Stored records

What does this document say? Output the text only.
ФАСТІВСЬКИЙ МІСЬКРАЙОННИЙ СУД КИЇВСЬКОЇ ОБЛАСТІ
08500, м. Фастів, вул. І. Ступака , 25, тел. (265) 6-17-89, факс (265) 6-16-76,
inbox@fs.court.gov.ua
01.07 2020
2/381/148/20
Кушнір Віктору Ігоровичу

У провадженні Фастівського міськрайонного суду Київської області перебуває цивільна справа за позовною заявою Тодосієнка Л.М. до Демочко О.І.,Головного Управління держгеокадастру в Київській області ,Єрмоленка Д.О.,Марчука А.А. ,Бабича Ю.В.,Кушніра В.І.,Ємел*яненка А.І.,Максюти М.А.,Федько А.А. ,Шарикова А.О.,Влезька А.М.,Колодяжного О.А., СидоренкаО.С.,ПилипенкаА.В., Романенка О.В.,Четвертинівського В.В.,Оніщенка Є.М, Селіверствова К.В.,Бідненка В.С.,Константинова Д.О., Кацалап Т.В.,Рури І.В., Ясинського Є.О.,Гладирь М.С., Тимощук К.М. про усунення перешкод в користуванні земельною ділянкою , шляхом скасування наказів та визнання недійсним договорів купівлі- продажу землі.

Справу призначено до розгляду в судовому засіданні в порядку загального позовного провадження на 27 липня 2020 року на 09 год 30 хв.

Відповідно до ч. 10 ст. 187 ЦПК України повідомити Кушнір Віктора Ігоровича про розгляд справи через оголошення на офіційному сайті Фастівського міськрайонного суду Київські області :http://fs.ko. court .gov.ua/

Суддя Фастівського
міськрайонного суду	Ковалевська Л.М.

**EXERCISE DIRECTIONS:**
Scan the data above; copy every line where "суду" appears.

**EXERCISE SOLUTION:**
У провадженні Фастівського міськрайонного суду Київської області перебуває цивільна справа за позовною заявою Тодосієнка Л.М. до Демочко О.І.,Головного Управління держгеокадастру в Київській області ,Єрмоленка Д.О.,Марчука А.А. ,Бабича Ю.В.,Кушніра В.І.,Ємел*яненка А.І.,Максюти М.А.,Федько А.А. ,Шарикова А.О.,Влезька А.М.,Колодяжного О.А., СидоренкаО.С.,ПилипенкаА.В., Романенка О.В.,Четвертинівського В.В.,Оніщенка Є.М, Селіверствова К.В.,Бідненка В.С.,Константинова Д.О., Кацалап Т.В.,Рури І.В., Ясинського Є.О.,Гладирь М.С., Тимощук К.М. про усунення перешкод в користуванні земельною ділянкою , шляхом скасування наказів та визнання недійсним договорів купівлі- продажу землі.
Відповідно до ч. 10 ст. 187 ЦПК України повідомити Кушнір Віктора Ігоровича про розгляд справи через оголошення на офіційному сайті Фастівського міськрайонного суду Київські області :http://fs.ko. court .gov.ua/
міськрайонного суду	Ковалевська Л.М.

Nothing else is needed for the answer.